TASK TO CARRY OUT:
Print the listing in its entirety and exactly, leaving out images.
* begin RECORDED DATA *
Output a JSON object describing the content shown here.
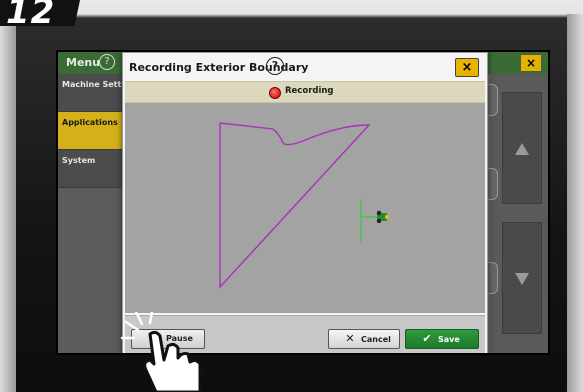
{
  "step": {
    "number": "12"
  },
  "background": {
    "menu_label": "Menu",
    "menu_help": "?",
    "close_label": "×",
    "sidebar": [
      {
        "label": "Machine Settings"
      },
      {
        "label": "Applications",
        "active": true
      },
      {
        "label": "System"
      }
    ]
  },
  "dialog": {
    "title": "Recording Exterior Boundary",
    "help": "?",
    "close": "×",
    "status_label": "Recording",
    "buttons": {
      "pause": "Pause",
      "cancel_icon": "✕",
      "cancel": "Cancel",
      "save_icon": "✔",
      "save": "Save"
    }
  },
  "colors": {
    "brand_green": "#3a6b35",
    "accent_yellow": "#e8b400",
    "boundary_line": "#a832b8",
    "guidance_line": "#4fc24f",
    "save_green": "#2a8c38",
    "recording_red": "#d00000"
  }
}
* end RECORDED DATA *
CORRECT OUTPUT:
Output a JSON object describing the content shown here.
{
  "step": {
    "number": "12"
  },
  "background": {
    "menu_label": "Menu",
    "menu_help": "?",
    "close_label": "×",
    "sidebar": [
      {
        "label": "Machine Settings"
      },
      {
        "label": "Applications",
        "active": true
      },
      {
        "label": "System"
      }
    ]
  },
  "dialog": {
    "title": "Recording Exterior Boundary",
    "help": "?",
    "close": "×",
    "status_label": "Recording",
    "buttons": {
      "pause": "Pause",
      "cancel_icon": "✕",
      "cancel": "Cancel",
      "save_icon": "✔",
      "save": "Save"
    }
  },
  "colors": {
    "brand_green": "#3a6b35",
    "accent_yellow": "#e8b400",
    "boundary_line": "#a832b8",
    "guidance_line": "#4fc24f",
    "save_green": "#2a8c38",
    "recording_red": "#d00000"
  }
}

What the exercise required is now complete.